** BEGIN Input data **

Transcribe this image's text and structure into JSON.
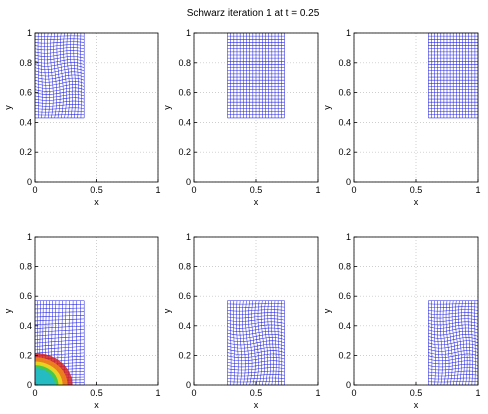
{
  "figure": {
    "title": "Schwarz iteration 1 at t = 0.25"
  },
  "colors": {
    "mesh": "#2a2ae0",
    "grid": "#bdbdbd",
    "axis": "#000000"
  },
  "chart_data": [
    {
      "type": "mesh",
      "xlabel": "x",
      "ylabel": "y",
      "xlim": [
        0,
        1
      ],
      "ylim": [
        0,
        1
      ],
      "xticks": [
        "0",
        "0.5",
        "1"
      ],
      "yticks": [
        "0",
        "0.2",
        "0.4",
        "0.6",
        "0.8",
        "1"
      ],
      "grid": true,
      "mesh_extent": {
        "x": [
          0,
          0.4
        ],
        "y": [
          0.43,
          1
        ]
      },
      "mesh_style": "distorted"
    },
    {
      "type": "mesh",
      "xlabel": "x",
      "ylabel": "y",
      "xlim": [
        0,
        1
      ],
      "ylim": [
        0,
        1
      ],
      "xticks": [
        "0",
        "0.5",
        "1"
      ],
      "yticks": [
        "0",
        "0.2",
        "0.4",
        "0.6",
        "0.8",
        "1"
      ],
      "grid": true,
      "mesh_extent": {
        "x": [
          0.27,
          0.73
        ],
        "y": [
          0.43,
          1
        ]
      },
      "mesh_style": "uniform"
    },
    {
      "type": "mesh",
      "xlabel": "x",
      "ylabel": "y",
      "xlim": [
        0,
        1
      ],
      "ylim": [
        0,
        1
      ],
      "xticks": [
        "0",
        "0.5",
        "1"
      ],
      "yticks": [
        "0",
        "0.2",
        "0.4",
        "0.6",
        "0.8",
        "1"
      ],
      "grid": true,
      "mesh_extent": {
        "x": [
          0.6,
          1.0
        ],
        "y": [
          0.43,
          1
        ]
      },
      "mesh_style": "uniform"
    },
    {
      "type": "mesh",
      "xlabel": "x",
      "ylabel": "y",
      "xlim": [
        0,
        1
      ],
      "ylim": [
        0,
        1
      ],
      "xticks": [
        "0",
        "0.5",
        "1"
      ],
      "yticks": [
        "0",
        "0.2",
        "0.4",
        "0.6",
        "0.8",
        "1"
      ],
      "grid": true,
      "mesh_extent": {
        "x": [
          0,
          0.4
        ],
        "y": [
          0,
          0.57
        ]
      },
      "mesh_style": "corner-refined",
      "colored_front": true
    },
    {
      "type": "mesh",
      "xlabel": "x",
      "ylabel": "y",
      "xlim": [
        0,
        1
      ],
      "ylim": [
        0,
        1
      ],
      "xticks": [
        "0",
        "0.5",
        "1"
      ],
      "yticks": [
        "0",
        "0.2",
        "0.4",
        "0.6",
        "0.8",
        "1"
      ],
      "grid": true,
      "mesh_extent": {
        "x": [
          0.27,
          0.73
        ],
        "y": [
          0,
          0.57
        ]
      },
      "mesh_style": "distorted"
    },
    {
      "type": "mesh",
      "xlabel": "x",
      "ylabel": "y",
      "xlim": [
        0,
        1
      ],
      "ylim": [
        0,
        1
      ],
      "xticks": [
        "0",
        "0.5",
        "1"
      ],
      "yticks": [
        "0",
        "0.2",
        "0.4",
        "0.6",
        "0.8",
        "1"
      ],
      "grid": true,
      "mesh_extent": {
        "x": [
          0.6,
          1.0
        ],
        "y": [
          0,
          0.57
        ]
      },
      "mesh_style": "distorted"
    }
  ]
}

** END Input data **

» **Directions for this task**: Write out each line of the data exactly; the images should be left out.

» **Full solution**:
Transcribe this image's text and structure into JSON.
{
  "figure": {
    "title": "Schwarz iteration 1 at t = 0.25"
  },
  "colors": {
    "mesh": "#2a2ae0",
    "grid": "#bdbdbd",
    "axis": "#000000"
  },
  "chart_data": [
    {
      "type": "mesh",
      "xlabel": "x",
      "ylabel": "y",
      "xlim": [
        0,
        1
      ],
      "ylim": [
        0,
        1
      ],
      "xticks": [
        "0",
        "0.5",
        "1"
      ],
      "yticks": [
        "0",
        "0.2",
        "0.4",
        "0.6",
        "0.8",
        "1"
      ],
      "grid": true,
      "mesh_extent": {
        "x": [
          0,
          0.4
        ],
        "y": [
          0.43,
          1
        ]
      },
      "mesh_style": "distorted"
    },
    {
      "type": "mesh",
      "xlabel": "x",
      "ylabel": "y",
      "xlim": [
        0,
        1
      ],
      "ylim": [
        0,
        1
      ],
      "xticks": [
        "0",
        "0.5",
        "1"
      ],
      "yticks": [
        "0",
        "0.2",
        "0.4",
        "0.6",
        "0.8",
        "1"
      ],
      "grid": true,
      "mesh_extent": {
        "x": [
          0.27,
          0.73
        ],
        "y": [
          0.43,
          1
        ]
      },
      "mesh_style": "uniform"
    },
    {
      "type": "mesh",
      "xlabel": "x",
      "ylabel": "y",
      "xlim": [
        0,
        1
      ],
      "ylim": [
        0,
        1
      ],
      "xticks": [
        "0",
        "0.5",
        "1"
      ],
      "yticks": [
        "0",
        "0.2",
        "0.4",
        "0.6",
        "0.8",
        "1"
      ],
      "grid": true,
      "mesh_extent": {
        "x": [
          0.6,
          1.0
        ],
        "y": [
          0.43,
          1
        ]
      },
      "mesh_style": "uniform"
    },
    {
      "type": "mesh",
      "xlabel": "x",
      "ylabel": "y",
      "xlim": [
        0,
        1
      ],
      "ylim": [
        0,
        1
      ],
      "xticks": [
        "0",
        "0.5",
        "1"
      ],
      "yticks": [
        "0",
        "0.2",
        "0.4",
        "0.6",
        "0.8",
        "1"
      ],
      "grid": true,
      "mesh_extent": {
        "x": [
          0,
          0.4
        ],
        "y": [
          0,
          0.57
        ]
      },
      "mesh_style": "corner-refined",
      "colored_front": true
    },
    {
      "type": "mesh",
      "xlabel": "x",
      "ylabel": "y",
      "xlim": [
        0,
        1
      ],
      "ylim": [
        0,
        1
      ],
      "xticks": [
        "0",
        "0.5",
        "1"
      ],
      "yticks": [
        "0",
        "0.2",
        "0.4",
        "0.6",
        "0.8",
        "1"
      ],
      "grid": true,
      "mesh_extent": {
        "x": [
          0.27,
          0.73
        ],
        "y": [
          0,
          0.57
        ]
      },
      "mesh_style": "distorted"
    },
    {
      "type": "mesh",
      "xlabel": "x",
      "ylabel": "y",
      "xlim": [
        0,
        1
      ],
      "ylim": [
        0,
        1
      ],
      "xticks": [
        "0",
        "0.5",
        "1"
      ],
      "yticks": [
        "0",
        "0.2",
        "0.4",
        "0.6",
        "0.8",
        "1"
      ],
      "grid": true,
      "mesh_extent": {
        "x": [
          0.6,
          1.0
        ],
        "y": [
          0,
          0.57
        ]
      },
      "mesh_style": "distorted"
    }
  ]
}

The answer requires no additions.